[start DATA]

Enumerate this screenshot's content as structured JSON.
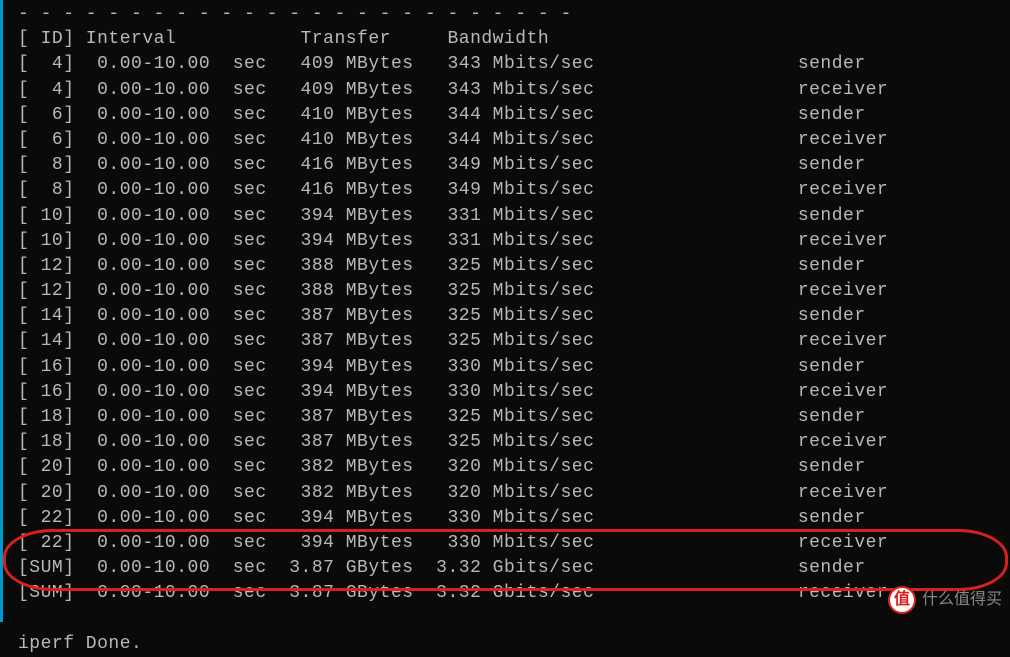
{
  "header": {
    "dashes": "- - - - - - - - - - - - - - - - - - - - - - - - -",
    "columns": "[ ID] Interval           Transfer     Bandwidth"
  },
  "rows": [
    {
      "id": "  4",
      "interval": "0.00-10.00",
      "unit": "sec",
      "transfer": " 409 MBytes",
      "bandwidth": " 343 Mbits/sec",
      "role": "sender"
    },
    {
      "id": "  4",
      "interval": "0.00-10.00",
      "unit": "sec",
      "transfer": " 409 MBytes",
      "bandwidth": " 343 Mbits/sec",
      "role": "receiver"
    },
    {
      "id": "  6",
      "interval": "0.00-10.00",
      "unit": "sec",
      "transfer": " 410 MBytes",
      "bandwidth": " 344 Mbits/sec",
      "role": "sender"
    },
    {
      "id": "  6",
      "interval": "0.00-10.00",
      "unit": "sec",
      "transfer": " 410 MBytes",
      "bandwidth": " 344 Mbits/sec",
      "role": "receiver"
    },
    {
      "id": "  8",
      "interval": "0.00-10.00",
      "unit": "sec",
      "transfer": " 416 MBytes",
      "bandwidth": " 349 Mbits/sec",
      "role": "sender"
    },
    {
      "id": "  8",
      "interval": "0.00-10.00",
      "unit": "sec",
      "transfer": " 416 MBytes",
      "bandwidth": " 349 Mbits/sec",
      "role": "receiver"
    },
    {
      "id": " 10",
      "interval": "0.00-10.00",
      "unit": "sec",
      "transfer": " 394 MBytes",
      "bandwidth": " 331 Mbits/sec",
      "role": "sender"
    },
    {
      "id": " 10",
      "interval": "0.00-10.00",
      "unit": "sec",
      "transfer": " 394 MBytes",
      "bandwidth": " 331 Mbits/sec",
      "role": "receiver"
    },
    {
      "id": " 12",
      "interval": "0.00-10.00",
      "unit": "sec",
      "transfer": " 388 MBytes",
      "bandwidth": " 325 Mbits/sec",
      "role": "sender"
    },
    {
      "id": " 12",
      "interval": "0.00-10.00",
      "unit": "sec",
      "transfer": " 388 MBytes",
      "bandwidth": " 325 Mbits/sec",
      "role": "receiver"
    },
    {
      "id": " 14",
      "interval": "0.00-10.00",
      "unit": "sec",
      "transfer": " 387 MBytes",
      "bandwidth": " 325 Mbits/sec",
      "role": "sender"
    },
    {
      "id": " 14",
      "interval": "0.00-10.00",
      "unit": "sec",
      "transfer": " 387 MBytes",
      "bandwidth": " 325 Mbits/sec",
      "role": "receiver"
    },
    {
      "id": " 16",
      "interval": "0.00-10.00",
      "unit": "sec",
      "transfer": " 394 MBytes",
      "bandwidth": " 330 Mbits/sec",
      "role": "sender"
    },
    {
      "id": " 16",
      "interval": "0.00-10.00",
      "unit": "sec",
      "transfer": " 394 MBytes",
      "bandwidth": " 330 Mbits/sec",
      "role": "receiver"
    },
    {
      "id": " 18",
      "interval": "0.00-10.00",
      "unit": "sec",
      "transfer": " 387 MBytes",
      "bandwidth": " 325 Mbits/sec",
      "role": "sender"
    },
    {
      "id": " 18",
      "interval": "0.00-10.00",
      "unit": "sec",
      "transfer": " 387 MBytes",
      "bandwidth": " 325 Mbits/sec",
      "role": "receiver"
    },
    {
      "id": " 20",
      "interval": "0.00-10.00",
      "unit": "sec",
      "transfer": " 382 MBytes",
      "bandwidth": " 320 Mbits/sec",
      "role": "sender"
    },
    {
      "id": " 20",
      "interval": "0.00-10.00",
      "unit": "sec",
      "transfer": " 382 MBytes",
      "bandwidth": " 320 Mbits/sec",
      "role": "receiver"
    },
    {
      "id": " 22",
      "interval": "0.00-10.00",
      "unit": "sec",
      "transfer": " 394 MBytes",
      "bandwidth": " 330 Mbits/sec",
      "role": "sender"
    },
    {
      "id": " 22",
      "interval": "0.00-10.00",
      "unit": "sec",
      "transfer": " 394 MBytes",
      "bandwidth": " 330 Mbits/sec",
      "role": "receiver"
    },
    {
      "id": "SUM",
      "interval": "0.00-10.00",
      "unit": "sec",
      "transfer": "3.87 GBytes",
      "bandwidth": "3.32 Gbits/sec",
      "role": "sender"
    },
    {
      "id": "SUM",
      "interval": "0.00-10.00",
      "unit": "sec",
      "transfer": "3.87 GBytes",
      "bandwidth": "3.32 Gbits/sec",
      "role": "receiver"
    }
  ],
  "footer": {
    "done": "iperf Done."
  },
  "watermark": {
    "badge": "值",
    "text": "什么值得买"
  }
}
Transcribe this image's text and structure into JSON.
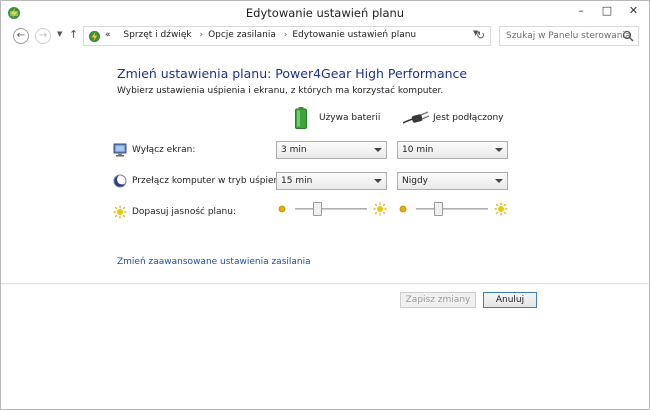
{
  "window": {
    "title": "Edytowanie ustawień planu",
    "controls": {
      "minimize": "–",
      "maximize": "□",
      "close": "✕"
    }
  },
  "nav": {
    "back": "←",
    "forward": "→",
    "up": "↑",
    "refresh": "↻",
    "overflow": "«",
    "breadcrumbs": [
      "Sprzęt i dźwięk",
      "Opcje zasilania",
      "Edytowanie ustawień planu"
    ],
    "search_placeholder": "Szukaj w Panelu sterowania"
  },
  "main": {
    "heading": "Zmień ustawienia planu: Power4Gear High Performance",
    "subheading": "Wybierz ustawienia uśpienia i ekranu, z których ma korzystać komputer.",
    "columns": {
      "battery": "Używa baterii",
      "plugged": "Jest podłączony"
    },
    "rows": {
      "display_off": {
        "label": "Wyłącz ekran:",
        "battery": "3 min",
        "plugged": "10 min"
      },
      "sleep": {
        "label": "Przełącz komputer w tryb uśpienia:",
        "battery": "15 min",
        "plugged": "Nigdy"
      },
      "brightness": {
        "label": "Dopasuj jasność planu:",
        "battery_level": 0.3,
        "plugged_level": 0.3
      }
    },
    "advanced_link": "Zmień zaawansowane ustawienia zasilania"
  },
  "footer": {
    "save_label": "Zapisz zmiany",
    "save_enabled": false,
    "cancel_label": "Anuluj"
  },
  "colors": {
    "heading": "#1e3287",
    "link": "#1e4fa0",
    "battery_green": "#3aa63a",
    "sun": "#e0a800"
  },
  "icons": [
    "power-options-icon",
    "battery-icon",
    "plug-icon",
    "monitor-icon",
    "moon-icon",
    "sun-icon",
    "search-icon",
    "refresh-icon"
  ]
}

[end DATA]

=== AIM ===
Quote every line word for word and keep the images out of the copy.

=== RESULT ===
Enumerate this screenshot's content as structured JSON.
{
  "header": {
    "dashes": "- - - - - - - - - - - - - - - - - - - - - - - - -",
    "columns": "[ ID] Interval           Transfer     Bandwidth"
  },
  "rows": [
    {
      "id": "  4",
      "interval": "0.00-10.00",
      "unit": "sec",
      "transfer": " 409 MBytes",
      "bandwidth": " 343 Mbits/sec",
      "role": "sender"
    },
    {
      "id": "  4",
      "interval": "0.00-10.00",
      "unit": "sec",
      "transfer": " 409 MBytes",
      "bandwidth": " 343 Mbits/sec",
      "role": "receiver"
    },
    {
      "id": "  6",
      "interval": "0.00-10.00",
      "unit": "sec",
      "transfer": " 410 MBytes",
      "bandwidth": " 344 Mbits/sec",
      "role": "sender"
    },
    {
      "id": "  6",
      "interval": "0.00-10.00",
      "unit": "sec",
      "transfer": " 410 MBytes",
      "bandwidth": " 344 Mbits/sec",
      "role": "receiver"
    },
    {
      "id": "  8",
      "interval": "0.00-10.00",
      "unit": "sec",
      "transfer": " 416 MBytes",
      "bandwidth": " 349 Mbits/sec",
      "role": "sender"
    },
    {
      "id": "  8",
      "interval": "0.00-10.00",
      "unit": "sec",
      "transfer": " 416 MBytes",
      "bandwidth": " 349 Mbits/sec",
      "role": "receiver"
    },
    {
      "id": " 10",
      "interval": "0.00-10.00",
      "unit": "sec",
      "transfer": " 394 MBytes",
      "bandwidth": " 331 Mbits/sec",
      "role": "sender"
    },
    {
      "id": " 10",
      "interval": "0.00-10.00",
      "unit": "sec",
      "transfer": " 394 MBytes",
      "bandwidth": " 331 Mbits/sec",
      "role": "receiver"
    },
    {
      "id": " 12",
      "interval": "0.00-10.00",
      "unit": "sec",
      "transfer": " 388 MBytes",
      "bandwidth": " 325 Mbits/sec",
      "role": "sender"
    },
    {
      "id": " 12",
      "interval": "0.00-10.00",
      "unit": "sec",
      "transfer": " 388 MBytes",
      "bandwidth": " 325 Mbits/sec",
      "role": "receiver"
    },
    {
      "id": " 14",
      "interval": "0.00-10.00",
      "unit": "sec",
      "transfer": " 387 MBytes",
      "bandwidth": " 325 Mbits/sec",
      "role": "sender"
    },
    {
      "id": " 14",
      "interval": "0.00-10.00",
      "unit": "sec",
      "transfer": " 387 MBytes",
      "bandwidth": " 325 Mbits/sec",
      "role": "receiver"
    },
    {
      "id": " 16",
      "interval": "0.00-10.00",
      "unit": "sec",
      "transfer": " 394 MBytes",
      "bandwidth": " 330 Mbits/sec",
      "role": "sender"
    },
    {
      "id": " 16",
      "interval": "0.00-10.00",
      "unit": "sec",
      "transfer": " 394 MBytes",
      "bandwidth": " 330 Mbits/sec",
      "role": "receiver"
    },
    {
      "id": " 18",
      "interval": "0.00-10.00",
      "unit": "sec",
      "transfer": " 387 MBytes",
      "bandwidth": " 325 Mbits/sec",
      "role": "sender"
    },
    {
      "id": " 18",
      "interval": "0.00-10.00",
      "unit": "sec",
      "transfer": " 387 MBytes",
      "bandwidth": " 325 Mbits/sec",
      "role": "receiver"
    },
    {
      "id": " 20",
      "interval": "0.00-10.00",
      "unit": "sec",
      "transfer": " 382 MBytes",
      "bandwidth": " 320 Mbits/sec",
      "role": "sender"
    },
    {
      "id": " 20",
      "interval": "0.00-10.00",
      "unit": "sec",
      "transfer": " 382 MBytes",
      "bandwidth": " 320 Mbits/sec",
      "role": "receiver"
    },
    {
      "id": " 22",
      "interval": "0.00-10.00",
      "unit": "sec",
      "transfer": " 394 MBytes",
      "bandwidth": " 330 Mbits/sec",
      "role": "sender"
    },
    {
      "id": " 22",
      "interval": "0.00-10.00",
      "unit": "sec",
      "transfer": " 394 MBytes",
      "bandwidth": " 330 Mbits/sec",
      "role": "receiver"
    },
    {
      "id": "SUM",
      "interval": "0.00-10.00",
      "unit": "sec",
      "transfer": "3.87 GBytes",
      "bandwidth": "3.32 Gbits/sec",
      "role": "sender"
    },
    {
      "id": "SUM",
      "interval": "0.00-10.00",
      "unit": "sec",
      "transfer": "3.87 GBytes",
      "bandwidth": "3.32 Gbits/sec",
      "role": "receiver"
    }
  ],
  "footer": {
    "done": "iperf Done."
  },
  "watermark": {
    "badge": "值",
    "text": "什么值得买"
  }
}
Transcribe this image's text and structure into JSON.
{
  "window": {
    "title": "Edytowanie ustawień planu",
    "controls": {
      "minimize": "–",
      "maximize": "□",
      "close": "✕"
    }
  },
  "nav": {
    "back": "←",
    "forward": "→",
    "up": "↑",
    "refresh": "↻",
    "overflow": "«",
    "breadcrumbs": [
      "Sprzęt i dźwięk",
      "Opcje zasilania",
      "Edytowanie ustawień planu"
    ],
    "search_placeholder": "Szukaj w Panelu sterowania"
  },
  "main": {
    "heading": "Zmień ustawienia planu: Power4Gear High Performance",
    "subheading": "Wybierz ustawienia uśpienia i ekranu, z których ma korzystać komputer.",
    "columns": {
      "battery": "Używa baterii",
      "plugged": "Jest podłączony"
    },
    "rows": {
      "display_off": {
        "label": "Wyłącz ekran:",
        "battery": "3 min",
        "plugged": "10 min"
      },
      "sleep": {
        "label": "Przełącz komputer w tryb uśpienia:",
        "battery": "15 min",
        "plugged": "Nigdy"
      },
      "brightness": {
        "label": "Dopasuj jasność planu:",
        "battery_level": 0.3,
        "plugged_level": 0.3
      }
    },
    "advanced_link": "Zmień zaawansowane ustawienia zasilania"
  },
  "footer": {
    "save_label": "Zapisz zmiany",
    "save_enabled": false,
    "cancel_label": "Anuluj"
  },
  "colors": {
    "heading": "#1e3287",
    "link": "#1e4fa0",
    "battery_green": "#3aa63a",
    "sun": "#e0a800"
  },
  "icons": [
    "power-options-icon",
    "battery-icon",
    "plug-icon",
    "monitor-icon",
    "moon-icon",
    "sun-icon",
    "search-icon",
    "refresh-icon"
  ]
}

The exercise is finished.